> **RECORDS**

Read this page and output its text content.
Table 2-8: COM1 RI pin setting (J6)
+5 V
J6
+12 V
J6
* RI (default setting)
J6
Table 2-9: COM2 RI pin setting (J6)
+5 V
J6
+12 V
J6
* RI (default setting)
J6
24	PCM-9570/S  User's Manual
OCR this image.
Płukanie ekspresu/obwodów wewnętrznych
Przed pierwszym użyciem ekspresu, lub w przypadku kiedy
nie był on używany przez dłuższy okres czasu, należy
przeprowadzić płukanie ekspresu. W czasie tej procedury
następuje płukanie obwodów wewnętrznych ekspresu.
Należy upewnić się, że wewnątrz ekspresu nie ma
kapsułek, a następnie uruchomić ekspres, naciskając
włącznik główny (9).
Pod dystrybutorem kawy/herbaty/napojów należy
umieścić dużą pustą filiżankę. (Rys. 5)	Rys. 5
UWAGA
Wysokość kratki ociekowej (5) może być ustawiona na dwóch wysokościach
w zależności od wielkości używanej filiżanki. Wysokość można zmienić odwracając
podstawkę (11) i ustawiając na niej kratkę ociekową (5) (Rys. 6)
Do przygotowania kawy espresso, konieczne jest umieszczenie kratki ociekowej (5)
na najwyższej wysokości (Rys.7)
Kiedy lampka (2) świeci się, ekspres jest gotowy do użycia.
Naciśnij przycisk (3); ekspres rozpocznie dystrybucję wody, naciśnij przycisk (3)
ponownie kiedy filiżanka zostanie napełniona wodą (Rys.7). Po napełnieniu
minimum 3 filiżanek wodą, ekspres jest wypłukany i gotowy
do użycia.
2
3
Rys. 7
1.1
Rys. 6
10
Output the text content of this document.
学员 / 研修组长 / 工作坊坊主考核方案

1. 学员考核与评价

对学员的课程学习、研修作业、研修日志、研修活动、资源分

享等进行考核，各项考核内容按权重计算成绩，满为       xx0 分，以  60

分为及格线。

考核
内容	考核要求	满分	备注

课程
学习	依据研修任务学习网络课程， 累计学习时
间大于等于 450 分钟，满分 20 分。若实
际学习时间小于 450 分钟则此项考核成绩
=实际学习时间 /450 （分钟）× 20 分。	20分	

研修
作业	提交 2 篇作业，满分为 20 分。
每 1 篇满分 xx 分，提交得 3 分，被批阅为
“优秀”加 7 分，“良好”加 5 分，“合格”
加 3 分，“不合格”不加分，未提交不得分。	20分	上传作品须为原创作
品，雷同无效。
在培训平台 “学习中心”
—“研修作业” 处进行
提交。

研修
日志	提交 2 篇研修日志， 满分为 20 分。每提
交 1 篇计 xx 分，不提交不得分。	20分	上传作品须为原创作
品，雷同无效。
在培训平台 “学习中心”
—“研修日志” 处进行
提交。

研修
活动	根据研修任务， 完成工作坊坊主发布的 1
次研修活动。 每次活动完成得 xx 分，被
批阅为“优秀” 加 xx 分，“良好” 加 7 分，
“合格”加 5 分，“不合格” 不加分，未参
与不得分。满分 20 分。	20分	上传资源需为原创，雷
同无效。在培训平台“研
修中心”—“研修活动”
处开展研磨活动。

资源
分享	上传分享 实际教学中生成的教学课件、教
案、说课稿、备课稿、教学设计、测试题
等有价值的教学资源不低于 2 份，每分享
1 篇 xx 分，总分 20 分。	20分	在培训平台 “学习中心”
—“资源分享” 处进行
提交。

> **REQUEST**
Everything from the line containing "OCR this image." through the last line of the records must be given again exactly; leave out all other lines.

> **EXERCISE ANSWER**
OCR this image.
Płukanie ekspresu/obwodów wewnętrznych
Przed pierwszym użyciem ekspresu, lub w przypadku kiedy
nie był on używany przez dłuższy okres czasu, należy
przeprowadzić płukanie ekspresu. W czasie tej procedury
następuje płukanie obwodów wewnętrznych ekspresu.
Należy upewnić się, że wewnątrz ekspresu nie ma
kapsułek, a następnie uruchomić ekspres, naciskając
włącznik główny (9).
Pod dystrybutorem kawy/herbaty/napojów należy
umieścić dużą pustą filiżankę. (Rys. 5)	Rys. 5
UWAGA
Wysokość kratki ociekowej (5) może być ustawiona na dwóch wysokościach
w zależności od wielkości używanej filiżanki. Wysokość można zmienić odwracając
podstawkę (11) i ustawiając na niej kratkę ociekową (5) (Rys. 6)
Do przygotowania kawy espresso, konieczne jest umieszczenie kratki ociekowej (5)
na najwyższej wysokości (Rys.7)
Kiedy lampka (2) świeci się, ekspres jest gotowy do użycia.
Naciśnij przycisk (3); ekspres rozpocznie dystrybucję wody, naciśnij przycisk (3)
ponownie kiedy filiżanka zostanie napełniona wodą (Rys.7). Po napełnieniu
minimum 3 filiżanek wodą, ekspres jest wypłukany i gotowy
do użycia.
2
3
Rys. 7
1.1
Rys. 6
10
Output the text content of this document.
学员 / 研修组长 / 工作坊坊主考核方案

1. 学员考核与评价

对学员的课程学习、研修作业、研修日志、研修活动、资源分

享等进行考核，各项考核内容按权重计算成绩，满为       xx0 分，以  60

分为及格线。

考核
内容	考核要求	满分	备注

课程
学习	依据研修任务学习网络课程， 累计学习时
间大于等于 450 分钟，满分 20 分。若实
际学习时间小于 450 分钟则此项考核成绩
=实际学习时间 /450 （分钟）× 20 分。	20分	

研修
作业	提交 2 篇作业，满分为 20 分。
每 1 篇满分 xx 分，提交得 3 分，被批阅为
“优秀”加 7 分，“良好”加 5 分，“合格”
加 3 分，“不合格”不加分，未提交不得分。	20分	上传作品须为原创作
品，雷同无效。
在培训平台 “学习中心”
—“研修作业” 处进行
提交。

研修
日志	提交 2 篇研修日志， 满分为 20 分。每提
交 1 篇计 xx 分，不提交不得分。	20分	上传作品须为原创作
品，雷同无效。
在培训平台 “学习中心”
—“研修日志” 处进行
提交。

研修
活动	根据研修任务， 完成工作坊坊主发布的 1
次研修活动。 每次活动完成得 xx 分，被
批阅为“优秀” 加 xx 分，“良好” 加 7 分，
“合格”加 5 分，“不合格” 不加分，未参
与不得分。满分 20 分。	20分	上传资源需为原创，雷
同无效。在培训平台“研
修中心”—“研修活动”
处开展研磨活动。

资源
分享	上传分享 实际教学中生成的教学课件、教
案、说课稿、备课稿、教学设计、测试题
等有价值的教学资源不低于 2 份，每分享
1 篇 xx 分，总分 20 分。	20分	在培训平台 “学习中心”
—“资源分享” 处进行
提交。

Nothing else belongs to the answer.